Dataset rows
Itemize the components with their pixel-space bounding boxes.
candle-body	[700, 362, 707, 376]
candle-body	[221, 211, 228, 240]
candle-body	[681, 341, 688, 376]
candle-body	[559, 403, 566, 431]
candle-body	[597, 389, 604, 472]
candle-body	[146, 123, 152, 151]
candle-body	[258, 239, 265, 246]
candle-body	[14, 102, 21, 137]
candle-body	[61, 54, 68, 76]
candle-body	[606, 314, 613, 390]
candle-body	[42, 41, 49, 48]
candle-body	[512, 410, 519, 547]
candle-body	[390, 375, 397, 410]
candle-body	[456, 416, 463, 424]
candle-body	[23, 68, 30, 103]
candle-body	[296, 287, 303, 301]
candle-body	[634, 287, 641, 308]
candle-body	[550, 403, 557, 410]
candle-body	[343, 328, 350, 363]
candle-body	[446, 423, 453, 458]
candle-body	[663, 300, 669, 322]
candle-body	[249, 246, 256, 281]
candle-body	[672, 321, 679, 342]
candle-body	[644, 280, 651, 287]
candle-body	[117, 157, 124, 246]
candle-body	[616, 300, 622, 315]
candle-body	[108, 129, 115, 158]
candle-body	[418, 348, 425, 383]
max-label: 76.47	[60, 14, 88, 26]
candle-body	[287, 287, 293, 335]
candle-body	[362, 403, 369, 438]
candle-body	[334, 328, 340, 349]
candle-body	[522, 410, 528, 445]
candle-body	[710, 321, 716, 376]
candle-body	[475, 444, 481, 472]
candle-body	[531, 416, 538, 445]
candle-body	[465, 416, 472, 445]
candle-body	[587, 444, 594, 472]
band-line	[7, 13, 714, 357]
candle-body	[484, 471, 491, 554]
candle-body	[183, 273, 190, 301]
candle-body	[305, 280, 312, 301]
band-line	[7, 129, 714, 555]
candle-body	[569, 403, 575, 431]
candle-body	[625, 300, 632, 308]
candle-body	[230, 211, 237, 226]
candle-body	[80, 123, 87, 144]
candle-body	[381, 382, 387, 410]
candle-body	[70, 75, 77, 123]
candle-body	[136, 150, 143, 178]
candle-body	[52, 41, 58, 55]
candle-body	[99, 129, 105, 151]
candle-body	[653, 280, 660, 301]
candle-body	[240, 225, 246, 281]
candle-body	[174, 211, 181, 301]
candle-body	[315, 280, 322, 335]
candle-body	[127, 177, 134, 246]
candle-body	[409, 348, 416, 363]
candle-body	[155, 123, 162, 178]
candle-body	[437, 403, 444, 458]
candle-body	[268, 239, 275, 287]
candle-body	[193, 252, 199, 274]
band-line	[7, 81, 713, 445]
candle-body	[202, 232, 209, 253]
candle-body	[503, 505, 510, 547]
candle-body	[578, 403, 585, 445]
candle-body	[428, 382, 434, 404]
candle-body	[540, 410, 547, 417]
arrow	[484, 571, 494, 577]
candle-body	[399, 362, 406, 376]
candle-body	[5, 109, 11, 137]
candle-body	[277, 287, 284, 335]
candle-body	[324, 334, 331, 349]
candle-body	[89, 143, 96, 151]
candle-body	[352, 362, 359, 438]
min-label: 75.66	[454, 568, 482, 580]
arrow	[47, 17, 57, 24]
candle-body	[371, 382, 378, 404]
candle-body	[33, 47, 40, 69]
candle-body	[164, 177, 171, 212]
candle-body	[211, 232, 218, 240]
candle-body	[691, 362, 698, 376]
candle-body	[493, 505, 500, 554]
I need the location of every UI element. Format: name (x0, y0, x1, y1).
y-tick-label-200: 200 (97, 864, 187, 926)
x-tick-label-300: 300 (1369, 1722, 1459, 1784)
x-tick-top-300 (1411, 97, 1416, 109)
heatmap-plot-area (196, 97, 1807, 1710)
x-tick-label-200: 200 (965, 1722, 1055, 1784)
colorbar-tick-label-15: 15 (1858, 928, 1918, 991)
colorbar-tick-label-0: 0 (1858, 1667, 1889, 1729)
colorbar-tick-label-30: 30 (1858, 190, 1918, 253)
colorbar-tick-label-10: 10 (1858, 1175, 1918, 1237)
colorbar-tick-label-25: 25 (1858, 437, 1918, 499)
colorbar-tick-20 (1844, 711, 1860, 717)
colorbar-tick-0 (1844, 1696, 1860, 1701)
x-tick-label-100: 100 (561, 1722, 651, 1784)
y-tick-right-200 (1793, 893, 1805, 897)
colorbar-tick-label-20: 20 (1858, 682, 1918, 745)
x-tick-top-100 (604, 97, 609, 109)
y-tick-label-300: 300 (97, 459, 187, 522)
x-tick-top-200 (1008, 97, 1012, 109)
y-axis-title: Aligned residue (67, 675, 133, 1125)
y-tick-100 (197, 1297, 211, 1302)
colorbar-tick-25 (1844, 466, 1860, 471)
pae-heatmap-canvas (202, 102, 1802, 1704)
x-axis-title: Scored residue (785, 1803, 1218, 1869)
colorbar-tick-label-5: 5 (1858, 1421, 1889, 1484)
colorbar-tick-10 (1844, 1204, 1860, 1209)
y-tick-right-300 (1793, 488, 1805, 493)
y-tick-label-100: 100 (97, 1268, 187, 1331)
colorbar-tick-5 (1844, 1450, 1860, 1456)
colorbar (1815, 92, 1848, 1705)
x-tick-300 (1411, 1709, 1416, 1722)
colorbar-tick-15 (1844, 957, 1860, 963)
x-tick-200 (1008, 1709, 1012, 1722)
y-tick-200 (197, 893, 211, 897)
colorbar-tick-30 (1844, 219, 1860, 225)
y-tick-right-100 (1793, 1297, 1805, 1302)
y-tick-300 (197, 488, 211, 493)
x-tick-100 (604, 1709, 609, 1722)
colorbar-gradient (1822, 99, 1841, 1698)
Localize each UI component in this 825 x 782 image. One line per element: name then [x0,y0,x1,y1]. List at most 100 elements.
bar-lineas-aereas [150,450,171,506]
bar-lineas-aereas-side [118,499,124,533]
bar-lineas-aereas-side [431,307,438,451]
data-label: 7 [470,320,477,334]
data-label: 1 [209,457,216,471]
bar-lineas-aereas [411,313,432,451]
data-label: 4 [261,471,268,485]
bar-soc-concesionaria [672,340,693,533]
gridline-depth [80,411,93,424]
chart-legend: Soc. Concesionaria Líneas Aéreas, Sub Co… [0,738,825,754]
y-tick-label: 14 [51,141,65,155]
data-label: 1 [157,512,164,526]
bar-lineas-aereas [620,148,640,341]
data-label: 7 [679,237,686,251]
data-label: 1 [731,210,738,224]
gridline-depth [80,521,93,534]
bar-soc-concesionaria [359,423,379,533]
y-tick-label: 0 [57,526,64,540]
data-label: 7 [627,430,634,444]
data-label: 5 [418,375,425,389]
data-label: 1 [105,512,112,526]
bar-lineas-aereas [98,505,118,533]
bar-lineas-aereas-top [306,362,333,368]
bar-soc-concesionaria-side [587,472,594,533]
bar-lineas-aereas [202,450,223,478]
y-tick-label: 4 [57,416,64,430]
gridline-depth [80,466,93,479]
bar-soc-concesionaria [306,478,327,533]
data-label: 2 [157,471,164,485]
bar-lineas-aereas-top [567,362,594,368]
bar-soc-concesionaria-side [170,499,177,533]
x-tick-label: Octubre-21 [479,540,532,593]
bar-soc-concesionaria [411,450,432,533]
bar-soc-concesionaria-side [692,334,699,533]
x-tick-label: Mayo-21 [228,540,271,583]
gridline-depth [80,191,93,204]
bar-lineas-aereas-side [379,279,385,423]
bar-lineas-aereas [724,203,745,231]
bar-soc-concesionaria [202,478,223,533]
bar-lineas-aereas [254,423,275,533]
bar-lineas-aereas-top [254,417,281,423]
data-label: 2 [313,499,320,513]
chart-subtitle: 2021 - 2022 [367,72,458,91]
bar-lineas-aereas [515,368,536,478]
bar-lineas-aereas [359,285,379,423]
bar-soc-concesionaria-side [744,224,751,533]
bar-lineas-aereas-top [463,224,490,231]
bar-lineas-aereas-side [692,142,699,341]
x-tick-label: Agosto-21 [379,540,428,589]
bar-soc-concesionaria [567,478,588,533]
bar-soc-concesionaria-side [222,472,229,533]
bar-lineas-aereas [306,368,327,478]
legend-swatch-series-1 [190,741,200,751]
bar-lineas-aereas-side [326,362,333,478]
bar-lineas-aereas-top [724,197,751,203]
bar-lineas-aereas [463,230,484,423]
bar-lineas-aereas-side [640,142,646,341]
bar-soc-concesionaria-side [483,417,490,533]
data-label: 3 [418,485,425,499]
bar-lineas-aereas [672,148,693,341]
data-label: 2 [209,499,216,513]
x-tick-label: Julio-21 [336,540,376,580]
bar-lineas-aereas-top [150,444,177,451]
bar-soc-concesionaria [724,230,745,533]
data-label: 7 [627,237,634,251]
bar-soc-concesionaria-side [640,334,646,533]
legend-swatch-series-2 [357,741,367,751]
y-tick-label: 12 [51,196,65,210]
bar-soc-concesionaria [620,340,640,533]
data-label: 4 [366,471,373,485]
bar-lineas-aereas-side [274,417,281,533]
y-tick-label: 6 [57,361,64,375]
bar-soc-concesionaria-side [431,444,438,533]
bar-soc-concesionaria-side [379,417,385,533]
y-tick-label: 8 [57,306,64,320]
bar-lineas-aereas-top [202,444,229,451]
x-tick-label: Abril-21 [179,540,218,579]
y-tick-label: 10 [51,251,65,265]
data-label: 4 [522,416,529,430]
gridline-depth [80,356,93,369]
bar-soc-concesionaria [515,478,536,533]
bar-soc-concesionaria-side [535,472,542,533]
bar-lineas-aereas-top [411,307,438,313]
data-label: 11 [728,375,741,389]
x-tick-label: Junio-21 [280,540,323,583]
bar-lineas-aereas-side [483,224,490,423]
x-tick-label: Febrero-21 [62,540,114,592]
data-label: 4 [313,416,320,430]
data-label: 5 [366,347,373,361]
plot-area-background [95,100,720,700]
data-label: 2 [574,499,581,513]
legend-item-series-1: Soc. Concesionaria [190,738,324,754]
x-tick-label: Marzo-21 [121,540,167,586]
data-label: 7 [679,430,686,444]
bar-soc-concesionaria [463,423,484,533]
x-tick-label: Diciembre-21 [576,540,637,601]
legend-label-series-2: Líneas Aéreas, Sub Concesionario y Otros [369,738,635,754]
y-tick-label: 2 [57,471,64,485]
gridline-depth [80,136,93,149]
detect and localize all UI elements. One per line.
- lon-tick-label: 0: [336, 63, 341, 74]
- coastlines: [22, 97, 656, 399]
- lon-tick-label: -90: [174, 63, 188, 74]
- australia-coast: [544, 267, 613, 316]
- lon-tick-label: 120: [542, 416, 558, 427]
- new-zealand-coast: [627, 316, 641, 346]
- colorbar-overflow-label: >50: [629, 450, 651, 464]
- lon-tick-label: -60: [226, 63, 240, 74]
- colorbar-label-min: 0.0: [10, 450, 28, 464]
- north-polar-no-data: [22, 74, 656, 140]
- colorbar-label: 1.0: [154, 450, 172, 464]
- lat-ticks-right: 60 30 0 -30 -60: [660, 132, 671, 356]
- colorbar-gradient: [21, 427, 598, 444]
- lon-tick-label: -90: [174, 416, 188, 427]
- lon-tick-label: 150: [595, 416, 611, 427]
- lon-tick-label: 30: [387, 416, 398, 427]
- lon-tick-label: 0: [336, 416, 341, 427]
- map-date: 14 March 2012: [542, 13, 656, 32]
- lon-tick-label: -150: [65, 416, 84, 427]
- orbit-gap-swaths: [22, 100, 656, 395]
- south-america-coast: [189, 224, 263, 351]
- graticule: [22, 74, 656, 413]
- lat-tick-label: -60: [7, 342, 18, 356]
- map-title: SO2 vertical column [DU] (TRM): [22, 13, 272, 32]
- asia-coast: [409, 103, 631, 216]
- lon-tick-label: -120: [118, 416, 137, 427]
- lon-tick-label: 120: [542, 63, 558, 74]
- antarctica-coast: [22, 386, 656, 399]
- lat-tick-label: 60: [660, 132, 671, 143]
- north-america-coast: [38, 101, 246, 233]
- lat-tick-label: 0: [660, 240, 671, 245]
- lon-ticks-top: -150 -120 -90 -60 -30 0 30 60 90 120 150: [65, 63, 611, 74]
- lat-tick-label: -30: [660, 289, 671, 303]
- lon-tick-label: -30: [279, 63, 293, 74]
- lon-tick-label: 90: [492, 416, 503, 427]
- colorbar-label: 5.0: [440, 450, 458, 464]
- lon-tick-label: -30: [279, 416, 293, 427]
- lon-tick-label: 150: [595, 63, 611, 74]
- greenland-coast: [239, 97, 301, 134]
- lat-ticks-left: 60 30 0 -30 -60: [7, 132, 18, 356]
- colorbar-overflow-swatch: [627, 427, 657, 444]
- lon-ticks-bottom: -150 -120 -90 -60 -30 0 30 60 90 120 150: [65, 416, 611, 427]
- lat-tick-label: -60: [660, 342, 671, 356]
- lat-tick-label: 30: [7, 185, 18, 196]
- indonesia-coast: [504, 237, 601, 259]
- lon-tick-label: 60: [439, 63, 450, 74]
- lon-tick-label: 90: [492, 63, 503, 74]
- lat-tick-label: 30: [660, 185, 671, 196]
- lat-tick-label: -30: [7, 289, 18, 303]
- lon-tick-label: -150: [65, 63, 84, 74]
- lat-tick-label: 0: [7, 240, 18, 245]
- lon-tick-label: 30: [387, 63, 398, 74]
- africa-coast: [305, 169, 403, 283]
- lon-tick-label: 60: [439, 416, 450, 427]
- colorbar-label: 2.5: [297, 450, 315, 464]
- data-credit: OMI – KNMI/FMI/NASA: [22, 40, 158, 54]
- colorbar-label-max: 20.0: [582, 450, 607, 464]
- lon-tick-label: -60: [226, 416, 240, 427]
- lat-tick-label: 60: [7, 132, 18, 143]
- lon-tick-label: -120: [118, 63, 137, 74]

__What the task requires__:
Pick out and copy every line in the items above that contains the string "elements". Case counts.

__Response to the exercise__:
Localize each UI component in this 825 x 782 image. One line per element: name then [x0,y0,x1,y1]. List at most 100 elements.
detect and localize all UI elements. One per line.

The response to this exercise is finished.